> Source extract
begin

He walks the river Nene in sections between Oundle and the source
Chapter 9 September
He goes into the porch of Cotterstock Church in the footsteps of 1960s
nature writer “BB”. He watches swallow chicks in a nest. Only a few days
later all the swallows have left to fly south. He looks into passages in
The Wind in the Willows, takes evening walks to listen to and record owls
and watches a harvest moon. He finds a slice of yew tree and talks about
how the timber was used historically in bow making and luthery. A
kingfisher reappears at the lock and takes up residence. He nearly sets
fire to the house doing experiments putting a match to a fungus called King
Alfred's Cakes. He measures moon shadows and takes wet walks in the woods.
Chapter 10 October
There's a kingfisher at the lock every time he walks by. It's still warm,
but mornings are chillier and there is a misty dawn with dew-dropped
spiders' webs. He watches a kingfisher fly by with a large fish, comes
close to a woodpecker, and listens to rooks arguing. He thinks about St
Wilfrid, who died in Oundle on 10 October 709.He goes to the world conker
championships at Southwick, and walks to John Clare's Cottage to find out
more about the man and his landscape. He looks into Clare's use of natural
sounds in his verse, and different poets' treatment of kingfisher themes.
He walks past a dead badger on the path and is intrigued by the fact that
it's moved to a different position every day for a week. He sees a
kingfisher hover like a kestrel and looks at the reflections in a swirling
pond. He enjoys a calm day, but the next day there's an almighty storm with
lots of trees down in the wood.
Chapter 11 November
He watches kingfishers pairing up prior to separating for the winter.
Leaves begin to fall, and he thinks about how autumn is treated in
literature. He walks by the lakes at Titchmarsh and watches starling
murmurations alongside a sparrowhawk. He plays in church at a craft fair,
and as a very young baby reacts to his music he has a flashback to watching
a kingfisher chick listening to the new sounds around it. He looks into the
scientific study of a kingfisher's beak and how it was used in designing
the Japanese bullet train. He watches an unusual tail display by a
kingfisher, is buzzed by a barn owl and sees a stonechat. The fieldfares
and redwings arrive and he analyses the late autumn soundscape. He finds a
dead carp killed by otter, and a kingfisher takes up residence at the
bridge and is challenged by a rival.

end

> Supplied records
begin

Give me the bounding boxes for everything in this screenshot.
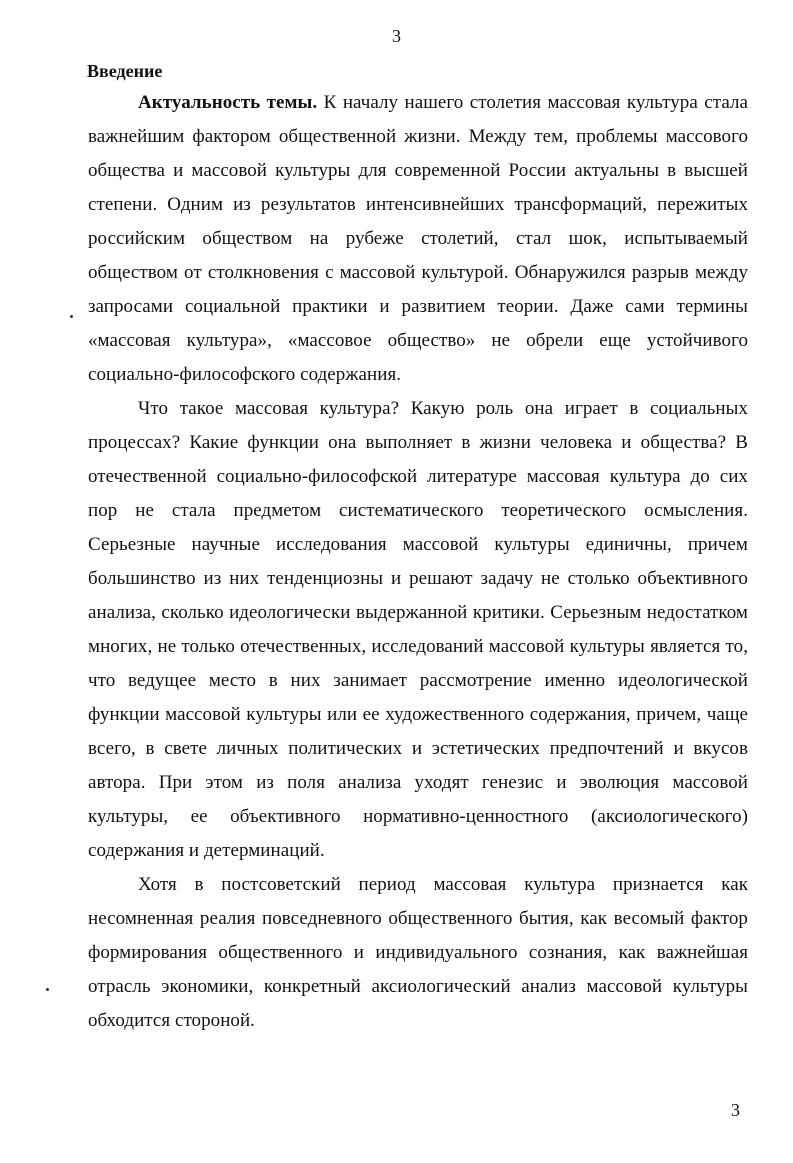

end
begin

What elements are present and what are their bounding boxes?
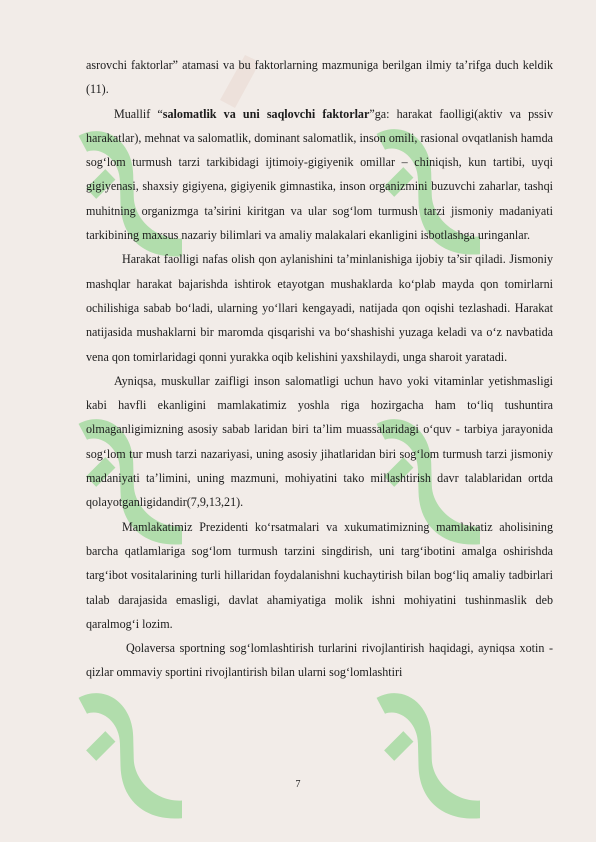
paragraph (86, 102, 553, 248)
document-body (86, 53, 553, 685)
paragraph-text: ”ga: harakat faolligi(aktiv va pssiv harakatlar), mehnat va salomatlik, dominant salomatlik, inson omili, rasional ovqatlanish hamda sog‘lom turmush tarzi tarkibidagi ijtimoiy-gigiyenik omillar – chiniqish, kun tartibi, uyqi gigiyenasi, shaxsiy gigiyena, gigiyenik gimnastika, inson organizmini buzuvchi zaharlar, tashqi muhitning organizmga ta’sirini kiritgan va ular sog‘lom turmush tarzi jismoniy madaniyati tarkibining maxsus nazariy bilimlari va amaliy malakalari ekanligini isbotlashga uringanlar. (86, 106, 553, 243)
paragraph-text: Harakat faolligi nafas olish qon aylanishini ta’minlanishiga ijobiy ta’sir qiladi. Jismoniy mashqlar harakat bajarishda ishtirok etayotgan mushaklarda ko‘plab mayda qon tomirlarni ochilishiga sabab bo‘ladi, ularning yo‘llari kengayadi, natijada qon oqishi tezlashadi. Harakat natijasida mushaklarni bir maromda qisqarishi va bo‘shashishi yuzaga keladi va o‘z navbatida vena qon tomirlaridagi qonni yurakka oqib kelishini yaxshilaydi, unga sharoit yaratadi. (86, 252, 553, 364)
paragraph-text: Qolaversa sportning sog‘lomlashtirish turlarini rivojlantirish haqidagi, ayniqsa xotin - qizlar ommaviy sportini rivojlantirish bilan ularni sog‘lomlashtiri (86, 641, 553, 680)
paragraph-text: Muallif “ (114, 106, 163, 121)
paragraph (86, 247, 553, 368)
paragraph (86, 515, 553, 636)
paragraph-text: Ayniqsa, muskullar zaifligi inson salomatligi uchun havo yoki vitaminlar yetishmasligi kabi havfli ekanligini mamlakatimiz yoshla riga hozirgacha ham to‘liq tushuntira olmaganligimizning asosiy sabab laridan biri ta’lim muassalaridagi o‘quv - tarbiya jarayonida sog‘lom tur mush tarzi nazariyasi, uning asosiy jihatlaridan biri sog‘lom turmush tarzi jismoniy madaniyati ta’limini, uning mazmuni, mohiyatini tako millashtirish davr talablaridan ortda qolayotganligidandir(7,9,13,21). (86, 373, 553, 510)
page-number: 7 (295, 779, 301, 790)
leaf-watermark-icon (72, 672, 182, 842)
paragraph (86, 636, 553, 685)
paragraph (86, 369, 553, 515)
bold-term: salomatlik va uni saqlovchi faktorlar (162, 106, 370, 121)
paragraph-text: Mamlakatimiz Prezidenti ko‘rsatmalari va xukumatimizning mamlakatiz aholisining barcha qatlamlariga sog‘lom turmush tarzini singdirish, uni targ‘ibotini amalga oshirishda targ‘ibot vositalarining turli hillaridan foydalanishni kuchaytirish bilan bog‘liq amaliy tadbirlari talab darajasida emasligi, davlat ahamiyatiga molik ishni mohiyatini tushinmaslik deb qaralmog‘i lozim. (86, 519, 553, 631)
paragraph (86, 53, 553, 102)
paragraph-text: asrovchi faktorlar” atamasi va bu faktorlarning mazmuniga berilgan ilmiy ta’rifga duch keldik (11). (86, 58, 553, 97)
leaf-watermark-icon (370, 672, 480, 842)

end

> To-do list
1. Summarize the chapter summaries in two sentences.
2. Retype the portion of the chapter summaries that starts with "He walks past" and goes on through "in the wood.".

> Responses to the tasks
1. Through the September, October and November chapters, he walks the river Nene and repeatedly observes kingfishers at the lock and the bridge, as well as owls, rooks, starlings and other wildlife. He also looks into literary and historical subjects, including The Wind in the Willows, St Wilfrid, John Clare's use of natural sounds in his verse, and the treatment of autumn in literature.

2.
He walks past a dead badger on the path and is intrigued by the fact that
it's moved to a different position every day for a week. He sees a
kingfisher hover like a kestrel and looks at the reflections in a swirling
pond. He enjoys a calm day, but the next day there's an almighty storm with
lots of trees down in the wood.